Only the number is wanted: count the lines that include the word "alguém".

▶ **Data extract**
+ + + + +

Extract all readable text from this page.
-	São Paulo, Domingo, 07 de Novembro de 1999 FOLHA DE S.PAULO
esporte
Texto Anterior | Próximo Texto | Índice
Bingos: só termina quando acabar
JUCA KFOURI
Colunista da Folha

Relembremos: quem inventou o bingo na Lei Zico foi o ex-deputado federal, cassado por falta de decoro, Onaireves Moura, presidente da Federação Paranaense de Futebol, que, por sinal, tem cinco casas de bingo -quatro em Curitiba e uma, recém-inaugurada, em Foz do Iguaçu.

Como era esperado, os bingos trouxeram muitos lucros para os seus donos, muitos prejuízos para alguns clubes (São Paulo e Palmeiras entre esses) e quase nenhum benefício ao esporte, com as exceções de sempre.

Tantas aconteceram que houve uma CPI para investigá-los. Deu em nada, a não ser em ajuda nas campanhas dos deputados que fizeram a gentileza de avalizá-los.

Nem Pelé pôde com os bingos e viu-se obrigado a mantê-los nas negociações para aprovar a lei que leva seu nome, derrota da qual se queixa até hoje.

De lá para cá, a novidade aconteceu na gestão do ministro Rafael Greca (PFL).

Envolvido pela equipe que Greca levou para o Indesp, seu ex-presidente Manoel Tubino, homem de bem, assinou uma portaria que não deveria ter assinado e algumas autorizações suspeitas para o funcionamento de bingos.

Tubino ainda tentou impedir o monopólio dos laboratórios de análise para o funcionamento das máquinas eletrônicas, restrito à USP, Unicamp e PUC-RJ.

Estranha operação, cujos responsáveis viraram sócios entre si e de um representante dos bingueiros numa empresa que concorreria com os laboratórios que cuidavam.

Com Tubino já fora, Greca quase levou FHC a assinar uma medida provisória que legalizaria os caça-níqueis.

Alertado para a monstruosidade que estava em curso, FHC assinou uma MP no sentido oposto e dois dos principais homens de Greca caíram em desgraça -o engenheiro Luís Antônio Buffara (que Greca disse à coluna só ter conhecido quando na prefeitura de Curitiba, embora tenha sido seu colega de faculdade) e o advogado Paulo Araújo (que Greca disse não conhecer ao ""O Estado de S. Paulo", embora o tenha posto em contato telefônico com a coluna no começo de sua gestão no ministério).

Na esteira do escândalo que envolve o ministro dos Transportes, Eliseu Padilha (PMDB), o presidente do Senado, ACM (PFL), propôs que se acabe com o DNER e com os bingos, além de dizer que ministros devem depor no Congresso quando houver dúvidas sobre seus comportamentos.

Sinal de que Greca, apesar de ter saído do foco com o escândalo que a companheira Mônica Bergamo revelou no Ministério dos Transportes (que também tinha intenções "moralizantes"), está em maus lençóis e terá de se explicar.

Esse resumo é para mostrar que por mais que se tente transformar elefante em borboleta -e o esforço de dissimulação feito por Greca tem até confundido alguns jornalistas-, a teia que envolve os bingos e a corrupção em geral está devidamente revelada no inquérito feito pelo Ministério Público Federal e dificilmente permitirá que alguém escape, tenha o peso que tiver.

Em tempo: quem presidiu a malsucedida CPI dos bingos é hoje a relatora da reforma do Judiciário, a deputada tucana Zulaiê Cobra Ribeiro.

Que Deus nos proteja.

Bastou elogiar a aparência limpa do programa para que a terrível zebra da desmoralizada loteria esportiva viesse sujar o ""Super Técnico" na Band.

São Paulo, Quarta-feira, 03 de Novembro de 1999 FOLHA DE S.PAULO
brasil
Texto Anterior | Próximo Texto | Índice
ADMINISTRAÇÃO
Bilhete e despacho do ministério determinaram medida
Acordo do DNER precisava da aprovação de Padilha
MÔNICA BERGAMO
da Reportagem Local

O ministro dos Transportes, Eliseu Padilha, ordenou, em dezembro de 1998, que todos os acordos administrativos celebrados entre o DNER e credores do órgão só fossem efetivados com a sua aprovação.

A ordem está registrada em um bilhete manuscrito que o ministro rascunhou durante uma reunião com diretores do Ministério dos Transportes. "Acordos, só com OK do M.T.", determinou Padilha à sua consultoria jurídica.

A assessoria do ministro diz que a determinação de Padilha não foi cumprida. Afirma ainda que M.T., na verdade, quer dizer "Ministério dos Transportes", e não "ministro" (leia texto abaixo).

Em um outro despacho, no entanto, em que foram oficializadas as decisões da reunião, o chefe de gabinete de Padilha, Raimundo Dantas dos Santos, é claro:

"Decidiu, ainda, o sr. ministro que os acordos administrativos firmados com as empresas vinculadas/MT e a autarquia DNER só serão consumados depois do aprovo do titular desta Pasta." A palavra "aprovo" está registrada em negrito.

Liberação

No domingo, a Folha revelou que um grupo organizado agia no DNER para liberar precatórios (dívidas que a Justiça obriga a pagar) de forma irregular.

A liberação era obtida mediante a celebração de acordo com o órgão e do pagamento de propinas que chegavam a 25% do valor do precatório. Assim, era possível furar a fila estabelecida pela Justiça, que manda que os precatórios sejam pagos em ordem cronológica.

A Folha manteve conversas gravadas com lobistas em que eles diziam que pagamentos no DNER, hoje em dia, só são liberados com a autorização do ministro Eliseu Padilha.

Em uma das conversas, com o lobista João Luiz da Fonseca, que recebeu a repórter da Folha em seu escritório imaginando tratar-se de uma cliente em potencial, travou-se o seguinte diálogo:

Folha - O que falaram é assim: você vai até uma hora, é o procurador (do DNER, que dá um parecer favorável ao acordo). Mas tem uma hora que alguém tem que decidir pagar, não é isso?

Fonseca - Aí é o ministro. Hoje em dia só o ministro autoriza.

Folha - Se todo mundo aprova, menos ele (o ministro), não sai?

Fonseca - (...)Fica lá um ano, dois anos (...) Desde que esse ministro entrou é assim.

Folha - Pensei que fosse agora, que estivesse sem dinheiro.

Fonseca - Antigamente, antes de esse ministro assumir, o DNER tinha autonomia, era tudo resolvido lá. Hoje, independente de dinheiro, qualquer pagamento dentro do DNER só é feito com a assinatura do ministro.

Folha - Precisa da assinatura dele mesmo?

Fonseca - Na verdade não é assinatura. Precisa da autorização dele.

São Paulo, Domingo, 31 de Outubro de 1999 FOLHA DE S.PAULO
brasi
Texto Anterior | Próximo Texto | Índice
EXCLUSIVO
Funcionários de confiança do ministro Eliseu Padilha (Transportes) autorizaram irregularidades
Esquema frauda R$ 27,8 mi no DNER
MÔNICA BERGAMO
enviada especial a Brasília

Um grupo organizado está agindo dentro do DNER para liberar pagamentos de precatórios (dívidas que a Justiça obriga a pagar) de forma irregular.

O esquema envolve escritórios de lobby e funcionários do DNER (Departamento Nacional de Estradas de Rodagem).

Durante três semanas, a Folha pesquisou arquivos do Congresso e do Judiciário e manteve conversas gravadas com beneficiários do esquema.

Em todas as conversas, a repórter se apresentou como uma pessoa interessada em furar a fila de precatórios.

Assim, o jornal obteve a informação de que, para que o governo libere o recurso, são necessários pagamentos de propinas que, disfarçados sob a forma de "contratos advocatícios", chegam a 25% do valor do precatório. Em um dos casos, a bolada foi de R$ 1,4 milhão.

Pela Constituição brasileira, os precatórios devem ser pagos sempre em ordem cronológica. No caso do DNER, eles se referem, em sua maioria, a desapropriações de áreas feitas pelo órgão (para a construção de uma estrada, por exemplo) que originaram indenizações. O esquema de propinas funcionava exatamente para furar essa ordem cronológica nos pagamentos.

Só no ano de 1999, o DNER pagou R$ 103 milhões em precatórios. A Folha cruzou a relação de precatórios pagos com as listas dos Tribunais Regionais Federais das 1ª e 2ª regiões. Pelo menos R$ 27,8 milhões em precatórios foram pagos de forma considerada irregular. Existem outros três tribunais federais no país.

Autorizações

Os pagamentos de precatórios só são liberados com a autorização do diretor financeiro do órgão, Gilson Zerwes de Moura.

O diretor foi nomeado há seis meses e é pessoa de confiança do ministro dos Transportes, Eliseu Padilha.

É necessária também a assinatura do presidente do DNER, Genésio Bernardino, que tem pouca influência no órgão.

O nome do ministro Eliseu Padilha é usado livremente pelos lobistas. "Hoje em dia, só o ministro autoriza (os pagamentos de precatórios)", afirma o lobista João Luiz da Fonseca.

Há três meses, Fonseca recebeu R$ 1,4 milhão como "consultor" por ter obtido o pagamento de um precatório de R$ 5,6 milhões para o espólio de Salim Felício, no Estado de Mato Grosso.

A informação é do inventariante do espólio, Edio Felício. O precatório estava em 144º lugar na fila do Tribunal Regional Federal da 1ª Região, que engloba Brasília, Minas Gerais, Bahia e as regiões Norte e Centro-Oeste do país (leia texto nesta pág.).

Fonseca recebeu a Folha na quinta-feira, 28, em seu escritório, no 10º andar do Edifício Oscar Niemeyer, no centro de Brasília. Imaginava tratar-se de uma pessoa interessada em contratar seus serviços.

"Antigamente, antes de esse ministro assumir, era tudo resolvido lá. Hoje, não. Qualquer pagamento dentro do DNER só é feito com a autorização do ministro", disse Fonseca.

+ + + + +

▶ **Answer to the problem**
2